_Written exercise_: Give a verbatim copy of the lines below, minus the pictures.

_Input records_:

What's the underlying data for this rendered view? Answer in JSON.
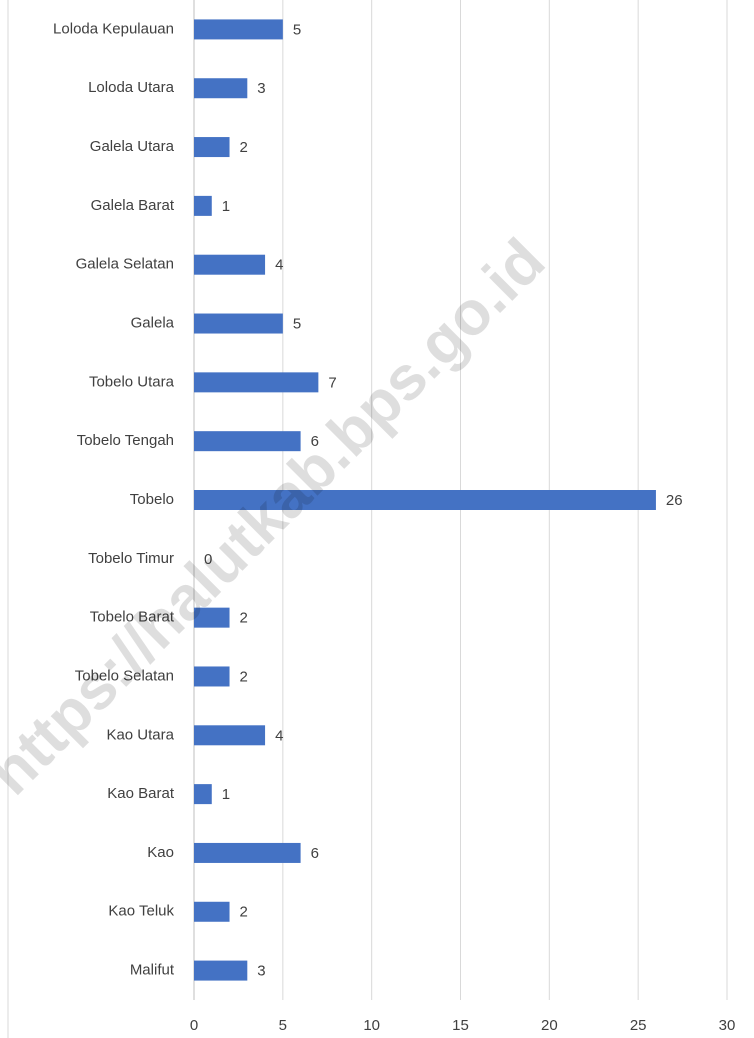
{
  "chart_data": {
    "type": "bar",
    "orientation": "horizontal",
    "categories": [
      "Loloda Kepulauan",
      "Loloda Utara",
      "Galela Utara",
      "Galela Barat",
      "Galela Selatan",
      "Galela",
      "Tobelo Utara",
      "Tobelo Tengah",
      "Tobelo",
      "Tobelo Timur",
      "Tobelo Barat",
      "Tobelo Selatan",
      "Kao Utara",
      "Kao Barat",
      "Kao",
      "Kao Teluk",
      "Malifut"
    ],
    "values": [
      5,
      3,
      2,
      1,
      4,
      5,
      7,
      6,
      26,
      0,
      2,
      2,
      4,
      1,
      6,
      2,
      3
    ],
    "color": "#4472c4",
    "xlim": [
      0,
      30
    ],
    "xticks": [
      0,
      5,
      10,
      15,
      20,
      25,
      30
    ],
    "grid": true,
    "watermark": "https://halutkab.bps.go.id"
  }
}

_Solution for this exercise_:
What's the underlying data for this rendered view? Answer in JSON.
{
  "chart_data": {
    "type": "bar",
    "orientation": "horizontal",
    "categories": [
      "Loloda Kepulauan",
      "Loloda Utara",
      "Galela Utara",
      "Galela Barat",
      "Galela Selatan",
      "Galela",
      "Tobelo Utara",
      "Tobelo Tengah",
      "Tobelo",
      "Tobelo Timur",
      "Tobelo Barat",
      "Tobelo Selatan",
      "Kao Utara",
      "Kao Barat",
      "Kao",
      "Kao Teluk",
      "Malifut"
    ],
    "values": [
      5,
      3,
      2,
      1,
      4,
      5,
      7,
      6,
      26,
      0,
      2,
      2,
      4,
      1,
      6,
      2,
      3
    ],
    "color": "#4472c4",
    "xlim": [
      0,
      30
    ],
    "xticks": [
      0,
      5,
      10,
      15,
      20,
      25,
      30
    ],
    "grid": true,
    "watermark": "https://halutkab.bps.go.id"
  }
}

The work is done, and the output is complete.